- Written request -
Give the data below again, word for word.

- Supplied material -
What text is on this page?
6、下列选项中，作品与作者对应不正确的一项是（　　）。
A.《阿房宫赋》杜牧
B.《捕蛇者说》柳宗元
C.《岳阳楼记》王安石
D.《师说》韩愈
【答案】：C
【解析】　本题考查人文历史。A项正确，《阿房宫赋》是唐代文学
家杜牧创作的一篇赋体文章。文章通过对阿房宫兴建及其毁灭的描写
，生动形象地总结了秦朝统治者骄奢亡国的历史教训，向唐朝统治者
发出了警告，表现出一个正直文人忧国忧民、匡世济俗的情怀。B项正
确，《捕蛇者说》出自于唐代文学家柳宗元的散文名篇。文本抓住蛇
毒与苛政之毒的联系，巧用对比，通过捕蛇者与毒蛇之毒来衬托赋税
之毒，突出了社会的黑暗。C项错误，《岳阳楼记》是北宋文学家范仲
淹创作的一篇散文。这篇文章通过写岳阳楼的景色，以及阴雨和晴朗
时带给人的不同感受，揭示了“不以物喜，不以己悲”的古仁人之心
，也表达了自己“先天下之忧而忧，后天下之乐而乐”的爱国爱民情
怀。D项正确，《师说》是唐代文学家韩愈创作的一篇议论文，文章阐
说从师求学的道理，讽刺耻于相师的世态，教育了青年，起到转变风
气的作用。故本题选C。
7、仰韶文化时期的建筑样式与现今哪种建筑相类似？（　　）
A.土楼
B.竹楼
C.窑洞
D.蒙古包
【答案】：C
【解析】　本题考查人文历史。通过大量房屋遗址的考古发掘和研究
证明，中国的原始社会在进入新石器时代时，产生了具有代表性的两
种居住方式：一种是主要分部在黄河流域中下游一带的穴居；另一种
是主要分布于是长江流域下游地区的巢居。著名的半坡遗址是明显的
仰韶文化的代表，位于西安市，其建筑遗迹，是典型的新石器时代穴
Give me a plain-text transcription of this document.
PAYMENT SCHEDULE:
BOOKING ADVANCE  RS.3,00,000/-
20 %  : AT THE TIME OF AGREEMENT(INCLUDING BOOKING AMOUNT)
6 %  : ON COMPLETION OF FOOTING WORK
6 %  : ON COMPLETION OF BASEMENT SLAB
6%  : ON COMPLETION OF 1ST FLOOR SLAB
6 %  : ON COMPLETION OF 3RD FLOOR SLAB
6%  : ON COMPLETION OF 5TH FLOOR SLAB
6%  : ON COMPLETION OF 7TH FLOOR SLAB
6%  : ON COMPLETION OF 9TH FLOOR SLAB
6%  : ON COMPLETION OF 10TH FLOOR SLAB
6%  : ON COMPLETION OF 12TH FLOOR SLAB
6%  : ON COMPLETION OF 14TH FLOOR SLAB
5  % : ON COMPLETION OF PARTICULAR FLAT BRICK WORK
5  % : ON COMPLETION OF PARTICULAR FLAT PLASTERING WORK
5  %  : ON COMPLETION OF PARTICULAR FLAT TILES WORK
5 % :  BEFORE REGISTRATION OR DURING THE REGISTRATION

- The completed task -
What text is on this page?
6、下列选项中，作品与作者对应不正确的一项是（　　）。
A.《阿房宫赋》杜牧
B.《捕蛇者说》柳宗元
C.《岳阳楼记》王安石
D.《师说》韩愈
【答案】：C
【解析】　本题考查人文历史。A项正确，《阿房宫赋》是唐代文学
家杜牧创作的一篇赋体文章。文章通过对阿房宫兴建及其毁灭的描写
，生动形象地总结了秦朝统治者骄奢亡国的历史教训，向唐朝统治者
发出了警告，表现出一个正直文人忧国忧民、匡世济俗的情怀。B项正
确，《捕蛇者说》出自于唐代文学家柳宗元的散文名篇。文本抓住蛇
毒与苛政之毒的联系，巧用对比，通过捕蛇者与毒蛇之毒来衬托赋税
之毒，突出了社会的黑暗。C项错误，《岳阳楼记》是北宋文学家范仲
淹创作的一篇散文。这篇文章通过写岳阳楼的景色，以及阴雨和晴朗
时带给人的不同感受，揭示了“不以物喜，不以己悲”的古仁人之心
，也表达了自己“先天下之忧而忧，后天下之乐而乐”的爱国爱民情
怀。D项正确，《师说》是唐代文学家韩愈创作的一篇议论文，文章阐
说从师求学的道理，讽刺耻于相师的世态，教育了青年，起到转变风
气的作用。故本题选C。
7、仰韶文化时期的建筑样式与现今哪种建筑相类似？（　　）
A.土楼
B.竹楼
C.窑洞
D.蒙古包
【答案】：C
【解析】　本题考查人文历史。通过大量房屋遗址的考古发掘和研究
证明，中国的原始社会在进入新石器时代时，产生了具有代表性的两
种居住方式：一种是主要分部在黄河流域中下游一带的穴居；另一种
是主要分布于是长江流域下游地区的巢居。著名的半坡遗址是明显的
仰韶文化的代表，位于西安市，其建筑遗迹，是典型的新石器时代穴
Give me a plain-text transcription of this document.
PAYMENT SCHEDULE:
BOOKING ADVANCE  RS.3,00,000/-
20 %  : AT THE TIME OF AGREEMENT(INCLUDING BOOKING AMOUNT)
6 %  : ON COMPLETION OF FOOTING WORK
6 %  : ON COMPLETION OF BASEMENT SLAB
6%  : ON COMPLETION OF 1ST FLOOR SLAB
6 %  : ON COMPLETION OF 3RD FLOOR SLAB
6%  : ON COMPLETION OF 5TH FLOOR SLAB
6%  : ON COMPLETION OF 7TH FLOOR SLAB
6%  : ON COMPLETION OF 9TH FLOOR SLAB
6%  : ON COMPLETION OF 10TH FLOOR SLAB
6%  : ON COMPLETION OF 12TH FLOOR SLAB
6%  : ON COMPLETION OF 14TH FLOOR SLAB
5  % : ON COMPLETION OF PARTICULAR FLAT BRICK WORK
5  % : ON COMPLETION OF PARTICULAR FLAT PLASTERING WORK
5  %  : ON COMPLETION OF PARTICULAR FLAT TILES WORK
5 % :  BEFORE REGISTRATION OR DURING THE REGISTRATION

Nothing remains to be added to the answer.